(Chart and figure data)

= = = = = = =

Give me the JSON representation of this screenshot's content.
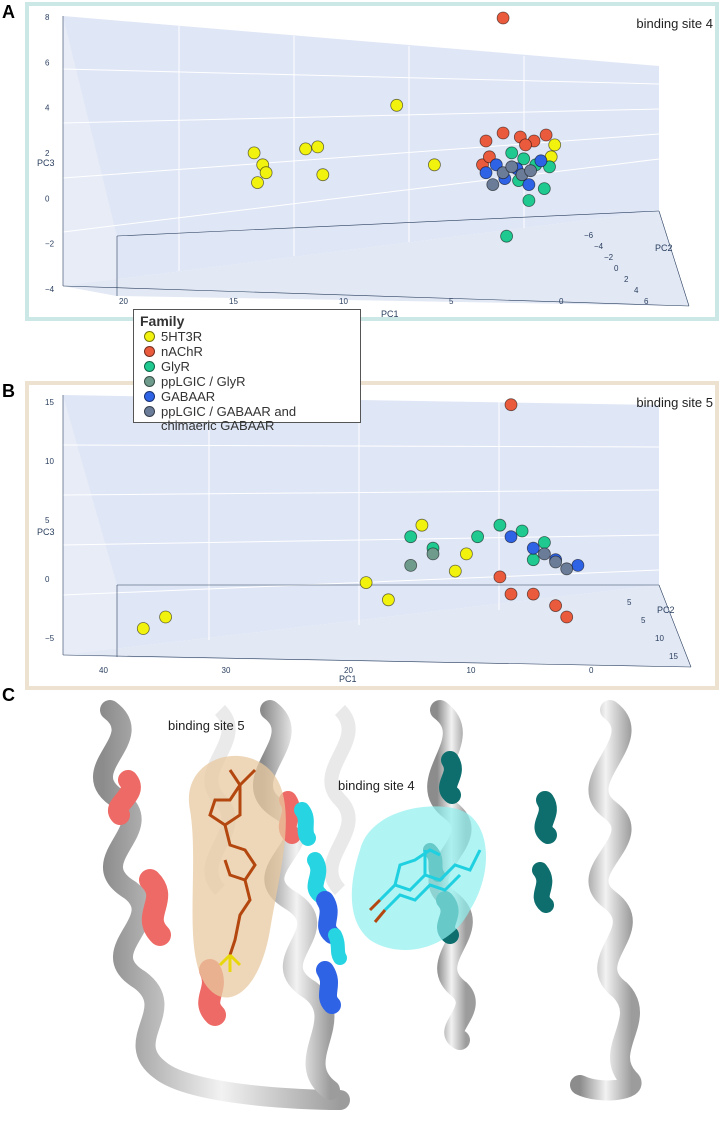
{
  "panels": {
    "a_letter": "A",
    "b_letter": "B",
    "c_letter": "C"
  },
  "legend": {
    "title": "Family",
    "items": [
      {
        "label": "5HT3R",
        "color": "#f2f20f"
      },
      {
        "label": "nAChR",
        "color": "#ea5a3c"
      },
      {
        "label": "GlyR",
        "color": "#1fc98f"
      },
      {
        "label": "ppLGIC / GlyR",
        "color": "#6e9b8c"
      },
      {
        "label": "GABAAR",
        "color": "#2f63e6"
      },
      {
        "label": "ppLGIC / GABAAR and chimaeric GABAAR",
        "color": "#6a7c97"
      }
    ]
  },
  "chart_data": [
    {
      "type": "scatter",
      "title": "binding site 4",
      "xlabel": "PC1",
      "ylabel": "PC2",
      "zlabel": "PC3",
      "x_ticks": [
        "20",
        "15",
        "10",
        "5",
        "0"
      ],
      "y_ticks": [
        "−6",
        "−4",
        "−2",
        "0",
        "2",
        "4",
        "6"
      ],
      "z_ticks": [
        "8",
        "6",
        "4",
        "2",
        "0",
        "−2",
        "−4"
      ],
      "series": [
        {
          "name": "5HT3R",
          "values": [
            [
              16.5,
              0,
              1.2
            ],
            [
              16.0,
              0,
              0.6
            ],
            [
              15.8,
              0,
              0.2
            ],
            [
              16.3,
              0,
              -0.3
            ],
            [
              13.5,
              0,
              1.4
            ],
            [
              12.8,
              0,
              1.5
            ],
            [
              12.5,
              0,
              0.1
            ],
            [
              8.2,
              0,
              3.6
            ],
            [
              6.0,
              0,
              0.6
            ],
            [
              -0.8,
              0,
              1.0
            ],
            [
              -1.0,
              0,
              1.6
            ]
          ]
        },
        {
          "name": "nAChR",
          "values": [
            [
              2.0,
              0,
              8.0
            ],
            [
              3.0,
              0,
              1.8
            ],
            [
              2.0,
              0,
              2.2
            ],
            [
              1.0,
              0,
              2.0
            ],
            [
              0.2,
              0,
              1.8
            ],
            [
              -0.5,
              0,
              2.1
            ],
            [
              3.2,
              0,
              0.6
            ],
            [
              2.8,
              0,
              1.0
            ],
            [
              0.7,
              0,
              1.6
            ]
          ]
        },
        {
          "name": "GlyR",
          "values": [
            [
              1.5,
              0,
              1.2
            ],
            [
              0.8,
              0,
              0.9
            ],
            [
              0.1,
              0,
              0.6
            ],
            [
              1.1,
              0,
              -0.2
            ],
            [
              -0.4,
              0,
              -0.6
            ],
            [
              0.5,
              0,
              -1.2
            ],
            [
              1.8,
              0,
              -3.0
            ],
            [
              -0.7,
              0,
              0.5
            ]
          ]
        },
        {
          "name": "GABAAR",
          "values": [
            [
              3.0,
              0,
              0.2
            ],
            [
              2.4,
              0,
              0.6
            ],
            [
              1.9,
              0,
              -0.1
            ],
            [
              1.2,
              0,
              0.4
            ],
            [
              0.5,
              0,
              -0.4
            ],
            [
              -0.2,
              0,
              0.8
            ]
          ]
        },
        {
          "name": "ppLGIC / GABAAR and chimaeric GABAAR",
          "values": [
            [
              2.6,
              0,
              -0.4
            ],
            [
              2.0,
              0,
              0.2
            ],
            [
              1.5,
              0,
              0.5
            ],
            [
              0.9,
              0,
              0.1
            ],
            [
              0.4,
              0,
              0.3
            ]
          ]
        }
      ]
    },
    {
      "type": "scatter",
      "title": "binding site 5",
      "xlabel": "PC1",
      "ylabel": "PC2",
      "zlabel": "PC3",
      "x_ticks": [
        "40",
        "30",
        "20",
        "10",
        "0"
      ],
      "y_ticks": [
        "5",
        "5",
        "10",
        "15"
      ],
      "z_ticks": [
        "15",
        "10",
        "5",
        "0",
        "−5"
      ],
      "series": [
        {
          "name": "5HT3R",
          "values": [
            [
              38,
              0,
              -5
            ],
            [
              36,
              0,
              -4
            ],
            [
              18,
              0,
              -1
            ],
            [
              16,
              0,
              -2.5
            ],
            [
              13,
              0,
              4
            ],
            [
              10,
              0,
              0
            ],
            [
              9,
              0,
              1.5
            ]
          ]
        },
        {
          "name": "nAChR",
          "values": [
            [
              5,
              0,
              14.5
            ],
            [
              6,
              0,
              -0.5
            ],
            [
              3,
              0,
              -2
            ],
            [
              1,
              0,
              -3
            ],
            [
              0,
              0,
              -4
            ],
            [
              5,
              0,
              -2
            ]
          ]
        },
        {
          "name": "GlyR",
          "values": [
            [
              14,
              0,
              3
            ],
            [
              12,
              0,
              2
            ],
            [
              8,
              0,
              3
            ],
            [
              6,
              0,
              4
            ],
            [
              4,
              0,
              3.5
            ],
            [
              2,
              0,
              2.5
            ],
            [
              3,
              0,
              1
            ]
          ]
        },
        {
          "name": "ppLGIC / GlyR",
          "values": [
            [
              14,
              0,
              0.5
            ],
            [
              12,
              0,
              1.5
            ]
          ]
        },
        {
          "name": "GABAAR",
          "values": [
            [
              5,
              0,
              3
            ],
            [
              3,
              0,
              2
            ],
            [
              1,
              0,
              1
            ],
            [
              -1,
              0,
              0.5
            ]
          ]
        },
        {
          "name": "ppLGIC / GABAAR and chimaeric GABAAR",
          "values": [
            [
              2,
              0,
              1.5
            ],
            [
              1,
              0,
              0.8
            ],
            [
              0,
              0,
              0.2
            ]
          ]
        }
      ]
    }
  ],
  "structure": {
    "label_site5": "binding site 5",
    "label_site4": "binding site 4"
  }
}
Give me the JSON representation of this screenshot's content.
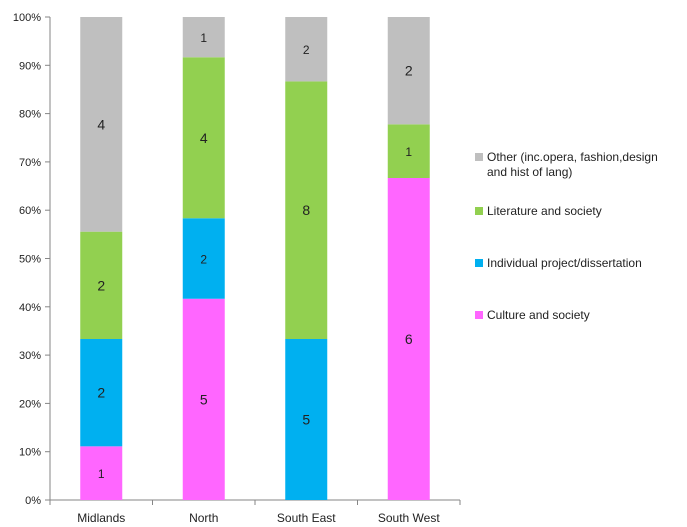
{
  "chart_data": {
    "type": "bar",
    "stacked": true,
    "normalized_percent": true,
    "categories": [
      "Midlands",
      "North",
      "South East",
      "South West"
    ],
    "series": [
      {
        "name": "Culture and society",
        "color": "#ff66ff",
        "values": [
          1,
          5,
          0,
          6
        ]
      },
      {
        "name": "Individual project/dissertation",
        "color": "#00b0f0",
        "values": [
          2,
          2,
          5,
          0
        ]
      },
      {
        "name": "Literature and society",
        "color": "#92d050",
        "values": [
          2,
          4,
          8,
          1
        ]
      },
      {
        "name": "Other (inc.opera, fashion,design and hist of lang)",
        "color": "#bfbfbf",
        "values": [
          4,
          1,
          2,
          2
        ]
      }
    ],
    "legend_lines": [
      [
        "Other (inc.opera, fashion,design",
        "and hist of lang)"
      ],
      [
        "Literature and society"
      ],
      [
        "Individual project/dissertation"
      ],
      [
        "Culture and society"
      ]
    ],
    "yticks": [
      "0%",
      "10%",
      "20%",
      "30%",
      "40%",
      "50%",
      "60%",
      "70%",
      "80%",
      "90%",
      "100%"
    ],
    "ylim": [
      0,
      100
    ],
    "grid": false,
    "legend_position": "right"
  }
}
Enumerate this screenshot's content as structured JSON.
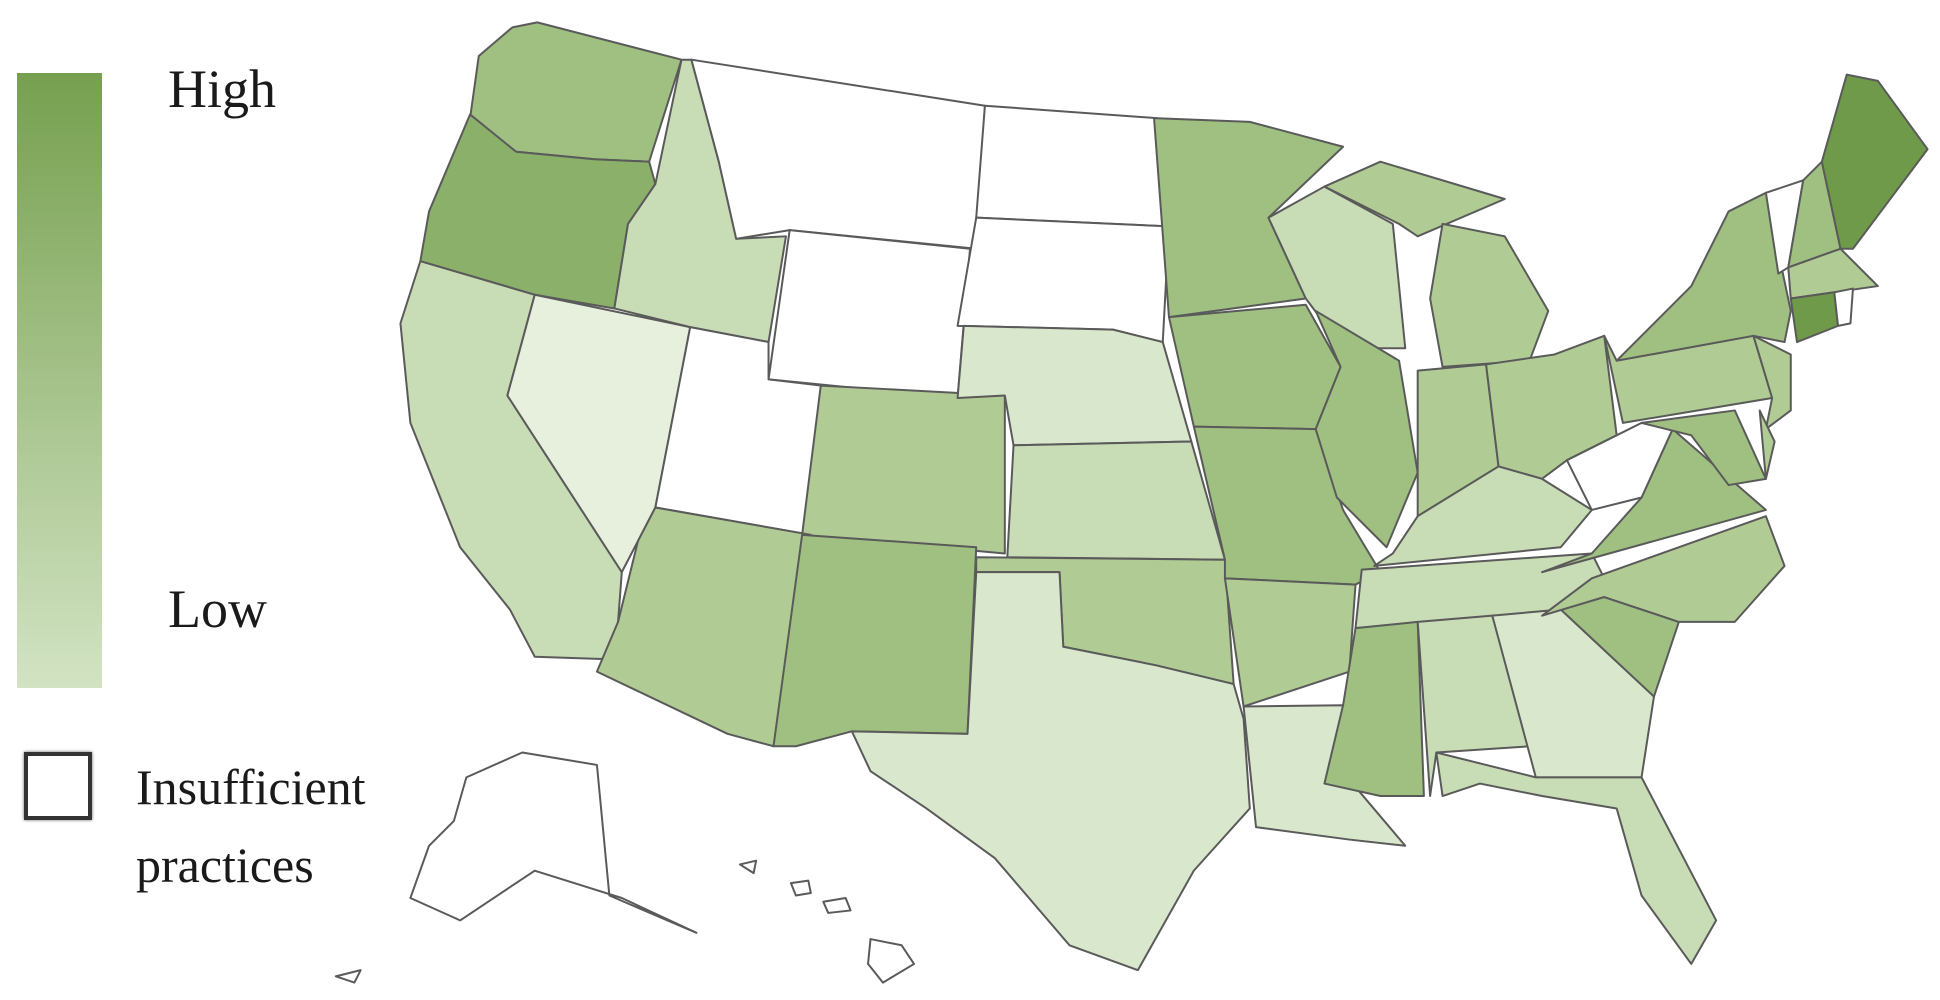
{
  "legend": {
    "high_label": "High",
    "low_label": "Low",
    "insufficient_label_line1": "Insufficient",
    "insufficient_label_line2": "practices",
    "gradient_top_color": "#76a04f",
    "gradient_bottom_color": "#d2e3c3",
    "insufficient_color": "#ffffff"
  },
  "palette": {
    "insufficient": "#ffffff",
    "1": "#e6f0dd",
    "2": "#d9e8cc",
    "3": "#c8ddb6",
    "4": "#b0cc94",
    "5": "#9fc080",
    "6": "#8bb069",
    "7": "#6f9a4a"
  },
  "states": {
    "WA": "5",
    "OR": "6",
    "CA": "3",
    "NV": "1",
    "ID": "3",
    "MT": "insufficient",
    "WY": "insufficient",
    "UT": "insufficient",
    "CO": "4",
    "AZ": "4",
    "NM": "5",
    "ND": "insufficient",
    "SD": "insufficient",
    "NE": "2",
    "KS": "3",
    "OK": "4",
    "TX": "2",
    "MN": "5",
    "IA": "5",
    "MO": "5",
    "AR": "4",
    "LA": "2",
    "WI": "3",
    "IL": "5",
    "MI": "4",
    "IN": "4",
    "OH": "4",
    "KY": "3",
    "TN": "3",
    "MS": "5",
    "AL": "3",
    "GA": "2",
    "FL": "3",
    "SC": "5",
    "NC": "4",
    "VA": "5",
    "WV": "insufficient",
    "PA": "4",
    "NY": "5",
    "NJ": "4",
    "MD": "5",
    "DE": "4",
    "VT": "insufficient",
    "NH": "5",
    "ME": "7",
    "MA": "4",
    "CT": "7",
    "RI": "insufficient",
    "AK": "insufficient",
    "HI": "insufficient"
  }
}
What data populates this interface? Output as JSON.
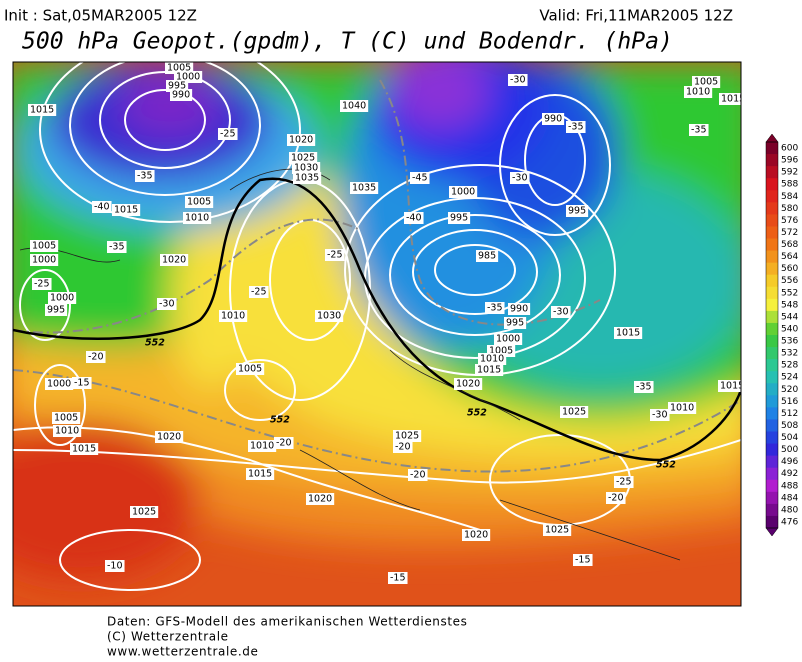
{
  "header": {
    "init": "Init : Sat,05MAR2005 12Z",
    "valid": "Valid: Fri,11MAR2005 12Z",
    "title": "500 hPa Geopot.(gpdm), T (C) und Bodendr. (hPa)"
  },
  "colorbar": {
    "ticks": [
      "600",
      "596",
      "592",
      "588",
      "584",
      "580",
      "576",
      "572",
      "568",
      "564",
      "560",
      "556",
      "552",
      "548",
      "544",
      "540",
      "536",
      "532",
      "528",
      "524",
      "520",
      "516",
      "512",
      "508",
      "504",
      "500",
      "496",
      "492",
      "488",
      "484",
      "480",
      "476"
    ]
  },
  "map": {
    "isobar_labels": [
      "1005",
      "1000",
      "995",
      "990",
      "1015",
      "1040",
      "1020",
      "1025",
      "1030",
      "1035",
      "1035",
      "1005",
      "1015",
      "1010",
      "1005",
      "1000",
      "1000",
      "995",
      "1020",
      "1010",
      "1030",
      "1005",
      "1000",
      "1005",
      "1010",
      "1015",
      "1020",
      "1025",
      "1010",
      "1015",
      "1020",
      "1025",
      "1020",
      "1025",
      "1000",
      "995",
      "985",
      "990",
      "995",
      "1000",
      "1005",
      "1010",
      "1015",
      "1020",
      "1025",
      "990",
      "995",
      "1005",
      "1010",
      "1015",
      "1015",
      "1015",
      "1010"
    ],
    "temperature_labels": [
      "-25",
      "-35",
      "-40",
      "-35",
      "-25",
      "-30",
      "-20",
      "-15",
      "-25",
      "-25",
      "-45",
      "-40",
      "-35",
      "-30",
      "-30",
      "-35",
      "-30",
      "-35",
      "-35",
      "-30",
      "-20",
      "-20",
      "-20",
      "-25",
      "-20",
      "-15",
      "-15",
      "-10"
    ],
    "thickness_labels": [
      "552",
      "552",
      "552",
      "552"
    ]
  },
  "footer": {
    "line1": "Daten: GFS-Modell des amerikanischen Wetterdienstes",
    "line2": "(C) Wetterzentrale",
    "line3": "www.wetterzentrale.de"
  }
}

= = = = = = =

Task directions: Only a number is wanted: how many lines above include "Literature"?

Output for this task: 2